• What to work on
Bring together all lines of the material below that contain the string "Розділ".

(Collection entries)
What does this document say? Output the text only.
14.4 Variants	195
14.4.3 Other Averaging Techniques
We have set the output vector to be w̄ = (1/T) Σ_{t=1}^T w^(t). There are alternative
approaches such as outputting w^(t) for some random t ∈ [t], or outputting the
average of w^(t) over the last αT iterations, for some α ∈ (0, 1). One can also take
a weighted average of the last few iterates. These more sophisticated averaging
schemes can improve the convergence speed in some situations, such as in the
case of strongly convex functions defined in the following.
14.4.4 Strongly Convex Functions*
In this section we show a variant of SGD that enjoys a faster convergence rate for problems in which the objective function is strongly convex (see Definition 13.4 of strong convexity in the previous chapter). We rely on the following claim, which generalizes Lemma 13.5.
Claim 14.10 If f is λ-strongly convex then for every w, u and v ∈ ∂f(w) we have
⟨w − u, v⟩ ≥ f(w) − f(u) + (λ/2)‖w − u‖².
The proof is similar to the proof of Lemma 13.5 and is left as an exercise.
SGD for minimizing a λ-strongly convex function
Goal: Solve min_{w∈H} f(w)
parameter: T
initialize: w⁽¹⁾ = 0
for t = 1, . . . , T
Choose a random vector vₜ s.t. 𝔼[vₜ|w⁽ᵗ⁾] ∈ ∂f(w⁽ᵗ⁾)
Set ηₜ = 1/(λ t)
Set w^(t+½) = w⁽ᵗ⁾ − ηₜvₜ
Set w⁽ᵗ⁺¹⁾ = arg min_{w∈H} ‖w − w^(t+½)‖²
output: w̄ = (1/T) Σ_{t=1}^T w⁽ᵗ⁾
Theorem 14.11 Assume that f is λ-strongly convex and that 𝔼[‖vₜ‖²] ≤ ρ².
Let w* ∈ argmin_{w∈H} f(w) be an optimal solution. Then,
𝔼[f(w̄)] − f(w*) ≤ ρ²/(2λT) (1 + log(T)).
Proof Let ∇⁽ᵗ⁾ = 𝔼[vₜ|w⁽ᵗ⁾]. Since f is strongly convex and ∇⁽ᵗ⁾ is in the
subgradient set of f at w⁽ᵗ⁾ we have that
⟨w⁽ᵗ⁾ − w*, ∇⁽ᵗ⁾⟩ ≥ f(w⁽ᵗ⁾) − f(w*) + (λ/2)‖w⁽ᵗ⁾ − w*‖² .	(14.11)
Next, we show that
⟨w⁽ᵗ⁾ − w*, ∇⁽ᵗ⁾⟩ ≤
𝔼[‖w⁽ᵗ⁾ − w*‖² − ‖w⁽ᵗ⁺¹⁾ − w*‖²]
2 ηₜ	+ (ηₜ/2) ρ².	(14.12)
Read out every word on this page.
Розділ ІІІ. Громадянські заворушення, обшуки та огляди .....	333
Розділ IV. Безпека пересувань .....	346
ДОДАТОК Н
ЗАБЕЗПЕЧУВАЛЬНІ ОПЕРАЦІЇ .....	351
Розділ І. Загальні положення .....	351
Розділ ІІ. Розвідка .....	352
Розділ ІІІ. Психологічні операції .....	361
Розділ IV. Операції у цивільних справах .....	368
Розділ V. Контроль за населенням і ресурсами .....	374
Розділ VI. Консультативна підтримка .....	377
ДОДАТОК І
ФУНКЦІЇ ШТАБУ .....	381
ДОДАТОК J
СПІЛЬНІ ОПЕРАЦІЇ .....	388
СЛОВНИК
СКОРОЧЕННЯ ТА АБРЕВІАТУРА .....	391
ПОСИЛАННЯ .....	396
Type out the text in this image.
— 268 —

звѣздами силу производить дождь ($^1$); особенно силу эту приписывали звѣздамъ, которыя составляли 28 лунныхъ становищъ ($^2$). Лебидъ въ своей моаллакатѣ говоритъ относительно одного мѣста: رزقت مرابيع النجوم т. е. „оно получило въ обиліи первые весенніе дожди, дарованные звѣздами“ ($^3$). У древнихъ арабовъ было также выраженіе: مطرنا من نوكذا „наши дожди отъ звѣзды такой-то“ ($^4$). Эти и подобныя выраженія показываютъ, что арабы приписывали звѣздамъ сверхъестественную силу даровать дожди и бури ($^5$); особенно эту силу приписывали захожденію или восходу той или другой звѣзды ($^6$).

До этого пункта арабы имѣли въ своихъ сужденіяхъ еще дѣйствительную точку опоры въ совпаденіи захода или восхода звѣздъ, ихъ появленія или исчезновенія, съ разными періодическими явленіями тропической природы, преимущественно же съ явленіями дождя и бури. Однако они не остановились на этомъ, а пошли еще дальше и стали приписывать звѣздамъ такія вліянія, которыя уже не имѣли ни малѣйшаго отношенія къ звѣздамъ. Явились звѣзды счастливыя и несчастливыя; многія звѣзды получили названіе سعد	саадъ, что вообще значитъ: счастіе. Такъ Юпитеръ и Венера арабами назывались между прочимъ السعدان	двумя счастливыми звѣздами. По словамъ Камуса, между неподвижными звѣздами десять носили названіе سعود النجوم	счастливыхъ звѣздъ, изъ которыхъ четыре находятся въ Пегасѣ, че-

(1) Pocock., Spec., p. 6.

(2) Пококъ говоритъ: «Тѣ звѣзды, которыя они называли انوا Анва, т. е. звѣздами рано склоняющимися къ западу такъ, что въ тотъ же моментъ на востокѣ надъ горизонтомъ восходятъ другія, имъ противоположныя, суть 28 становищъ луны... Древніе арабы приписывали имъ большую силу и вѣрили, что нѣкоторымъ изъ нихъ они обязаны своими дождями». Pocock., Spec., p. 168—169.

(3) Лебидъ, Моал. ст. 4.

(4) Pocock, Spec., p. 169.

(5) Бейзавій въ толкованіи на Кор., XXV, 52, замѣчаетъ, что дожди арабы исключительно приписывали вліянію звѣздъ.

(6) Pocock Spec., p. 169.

• Worked solution
Розділ ІІІ. Громадянські заворушення, обшуки та огляди .....	333
Розділ IV. Безпека пересувань .....	346
Розділ І. Загальні положення .....	351
Розділ ІІ. Розвідка .....	352
Розділ ІІІ. Психологічні операції .....	361
Розділ IV. Операції у цивільних справах .....	368
Розділ V. Контроль за населенням і ресурсами .....	374
Розділ VI. Консультативна підтримка .....	377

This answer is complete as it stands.